(TÂCHE À RÉALISER): Pour chacune des affirmations (a), (b) et (c), indiquez par oui ou par non si elle concorde avec le texte sur les pipes à tige évidée, en citant mot pour mot le passage qui tranche. (a) Les tiges des Bees de Mikaïl Revyagin sont évidées et servent de chambres pour la fumée. (b) Tom Eltang a sorti la série Conducta. (c) Georgi Todorov vend ses pipes sous le nom de marque Getz Pipes.

(TEXTE FOURNI):
-------------------------

Ca marche !

par Erwin Van Hove

17/10/11
calabash system
calabash system

Il y a du nouveau dans l’air. Ca a commencé avec les célèbres Bees de Mikaïl Revyagin aux tiges bulbeuses surdimensionnées. Loin d’être une simple trouvaille stylistique, aux dires de l’audacieux pipier russe, ces impressionnantes protubérances servent un véritable but : étant évidées, ces tiges sont des chambres qui visent à refroidir et assécher la fumée. Puis ce sont Tom Eltang et Rolando Negoita qui simultanément et de concert ont sorti respectivement leur série Tubos et Conducta, des pipes en forme de coude dont la tige évidée a fondamentalement la même forme et le même diamètre que le fourneau. Enfin le pipier bulgare Georgi Todorov qui vend ses créations sous le nom de marque Getz Pipes, s’est mis à commercialiser des pipes basées sur le même principe qu’il a baptisé Calabash inside system.

-------------------------

(EXTRAIT DE DONNÉES):
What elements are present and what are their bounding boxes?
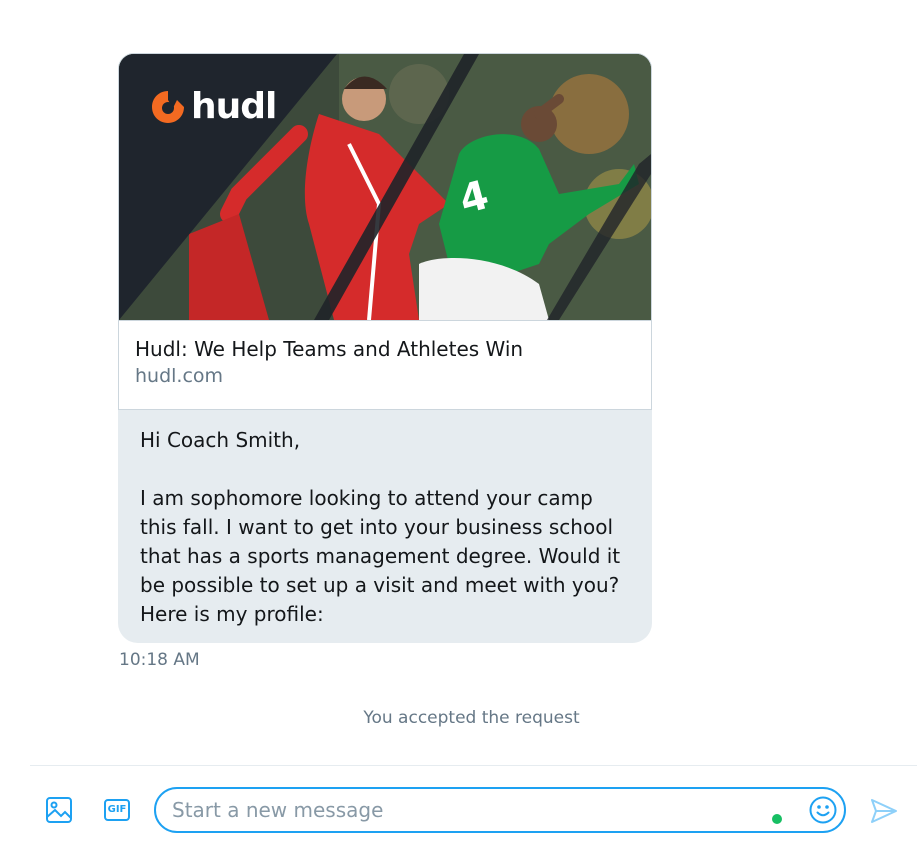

-------------------------

(RÉPONSE COMPLÈTE):
(a) Oui : « étant évidées, ces tiges sont des chambres qui visent à refroidir et assécher la fumée ».
(b) Non : « Tom Eltang et Rolando Negoita qui simultanément et de concert ont sorti respectivement leur série Tubos et Conducta ».
(c) Oui : « le pipier bulgare Georgi Todorov qui vend ses créations sous le nom de marque Getz Pipes ».